▶ **Work to be completed**
Identify all lines in the data containing the string "should". Copy them out.

▶ **Data extract**
(begin)

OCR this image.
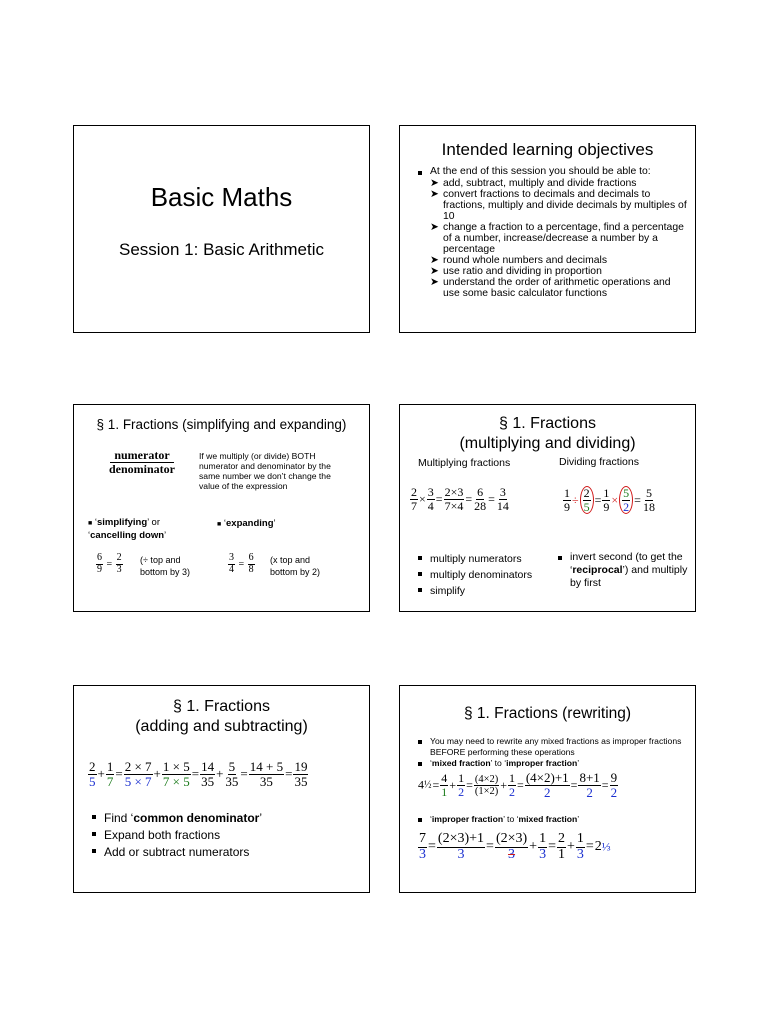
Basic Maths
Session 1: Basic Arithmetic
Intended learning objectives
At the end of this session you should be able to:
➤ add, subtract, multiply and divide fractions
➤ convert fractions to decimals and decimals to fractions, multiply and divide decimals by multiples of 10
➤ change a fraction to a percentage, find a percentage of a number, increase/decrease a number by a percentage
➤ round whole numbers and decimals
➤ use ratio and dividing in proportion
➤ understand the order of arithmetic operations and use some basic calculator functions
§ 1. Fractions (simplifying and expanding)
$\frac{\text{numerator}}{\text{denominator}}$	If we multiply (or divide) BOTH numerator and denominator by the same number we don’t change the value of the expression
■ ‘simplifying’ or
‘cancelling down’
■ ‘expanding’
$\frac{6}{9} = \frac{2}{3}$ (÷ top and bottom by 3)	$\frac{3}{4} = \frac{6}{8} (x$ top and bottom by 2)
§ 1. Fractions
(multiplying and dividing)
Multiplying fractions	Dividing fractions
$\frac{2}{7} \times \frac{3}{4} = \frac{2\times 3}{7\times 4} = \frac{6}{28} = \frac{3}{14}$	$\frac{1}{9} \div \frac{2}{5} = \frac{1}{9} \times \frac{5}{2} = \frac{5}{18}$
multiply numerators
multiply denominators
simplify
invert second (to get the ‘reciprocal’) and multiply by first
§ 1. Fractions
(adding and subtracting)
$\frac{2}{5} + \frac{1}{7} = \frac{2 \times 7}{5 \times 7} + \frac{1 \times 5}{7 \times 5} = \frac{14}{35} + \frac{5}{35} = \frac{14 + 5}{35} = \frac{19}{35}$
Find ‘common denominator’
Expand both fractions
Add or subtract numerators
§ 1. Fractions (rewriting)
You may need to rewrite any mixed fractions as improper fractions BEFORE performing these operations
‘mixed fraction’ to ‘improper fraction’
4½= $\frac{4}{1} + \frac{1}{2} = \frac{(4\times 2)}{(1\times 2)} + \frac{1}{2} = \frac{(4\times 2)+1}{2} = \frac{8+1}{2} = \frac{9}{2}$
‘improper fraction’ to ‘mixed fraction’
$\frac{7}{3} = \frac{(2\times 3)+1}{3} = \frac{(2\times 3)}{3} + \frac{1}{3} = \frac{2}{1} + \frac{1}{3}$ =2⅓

(end)
(begin)

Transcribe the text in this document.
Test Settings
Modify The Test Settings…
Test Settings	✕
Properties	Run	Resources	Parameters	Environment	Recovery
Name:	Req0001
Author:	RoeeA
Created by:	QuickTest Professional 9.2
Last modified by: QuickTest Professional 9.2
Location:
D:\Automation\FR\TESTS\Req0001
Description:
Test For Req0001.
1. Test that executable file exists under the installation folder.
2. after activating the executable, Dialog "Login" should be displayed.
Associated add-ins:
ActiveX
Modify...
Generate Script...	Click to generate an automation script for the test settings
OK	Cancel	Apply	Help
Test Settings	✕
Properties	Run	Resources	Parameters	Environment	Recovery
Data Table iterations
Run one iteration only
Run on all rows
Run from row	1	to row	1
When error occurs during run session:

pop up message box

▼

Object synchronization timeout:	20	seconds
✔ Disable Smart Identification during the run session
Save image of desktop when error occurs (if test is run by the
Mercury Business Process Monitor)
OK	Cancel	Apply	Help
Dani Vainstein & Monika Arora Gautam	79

(end)
(begin)

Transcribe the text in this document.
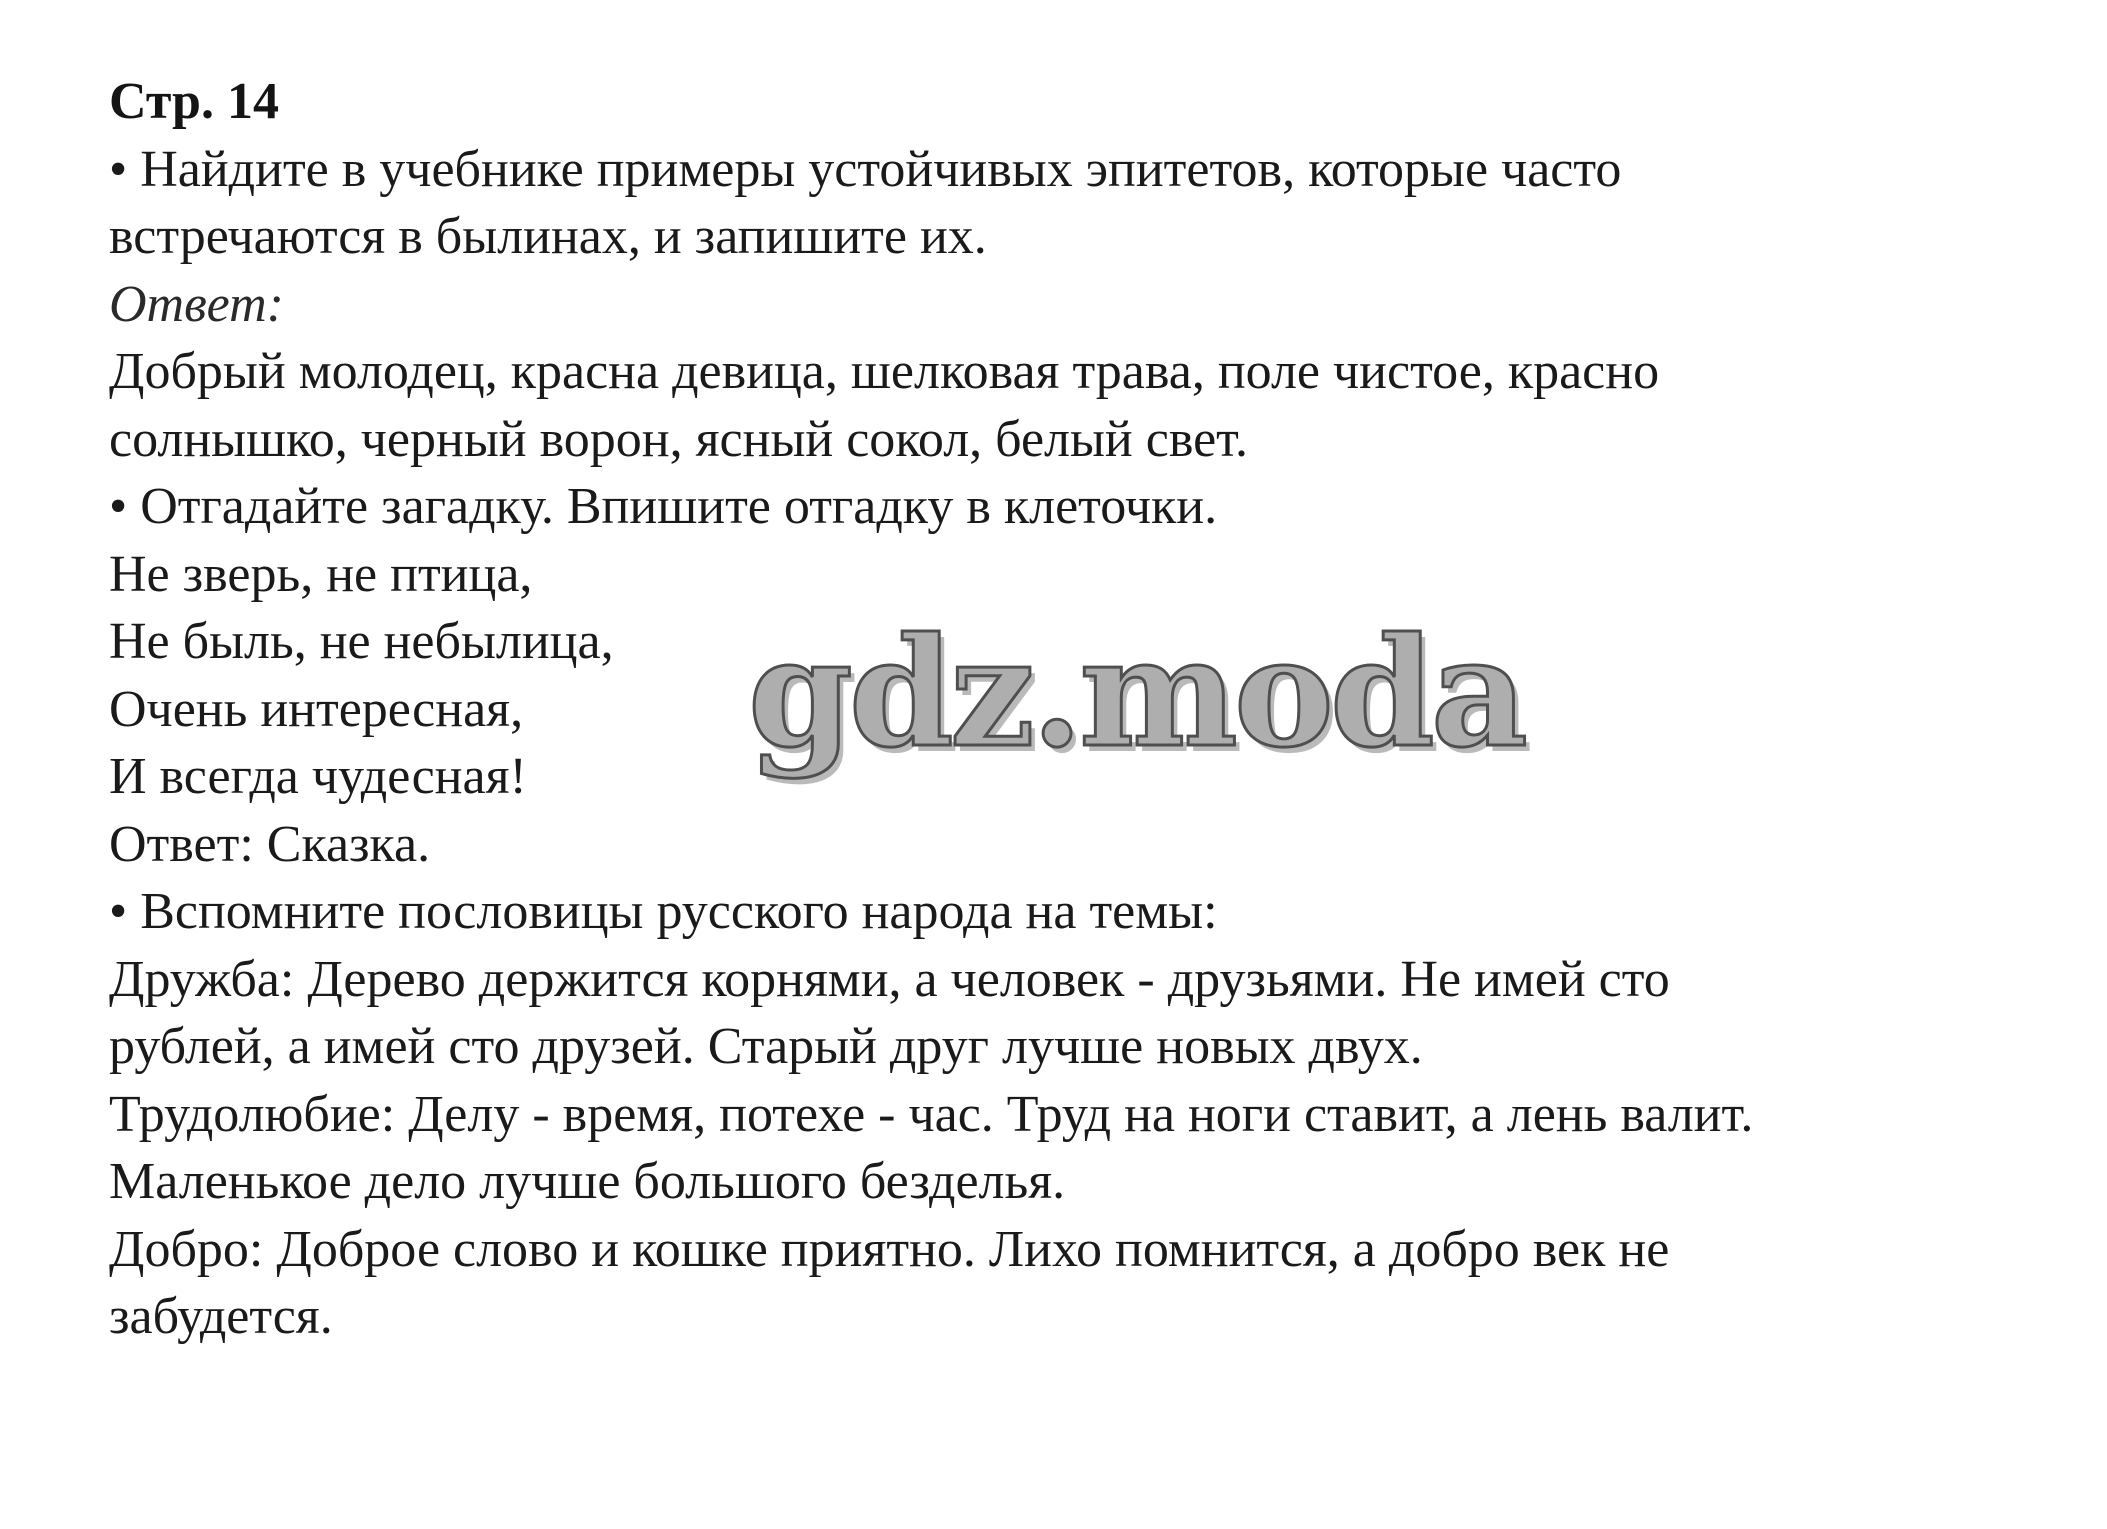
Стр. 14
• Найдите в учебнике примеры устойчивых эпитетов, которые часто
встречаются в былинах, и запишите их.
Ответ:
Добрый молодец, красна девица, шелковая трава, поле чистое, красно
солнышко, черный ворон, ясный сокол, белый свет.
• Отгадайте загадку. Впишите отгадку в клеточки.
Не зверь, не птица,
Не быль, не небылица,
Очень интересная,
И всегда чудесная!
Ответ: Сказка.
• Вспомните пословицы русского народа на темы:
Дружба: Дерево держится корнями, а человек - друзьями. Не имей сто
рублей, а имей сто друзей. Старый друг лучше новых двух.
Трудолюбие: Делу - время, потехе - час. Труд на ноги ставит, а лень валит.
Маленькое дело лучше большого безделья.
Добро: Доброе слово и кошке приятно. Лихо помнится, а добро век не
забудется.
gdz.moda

(end)

▶ **Result of this exercise**
At the end of this session you should be able to:
2. after activating the executable, Dialog "Login" should be displayed.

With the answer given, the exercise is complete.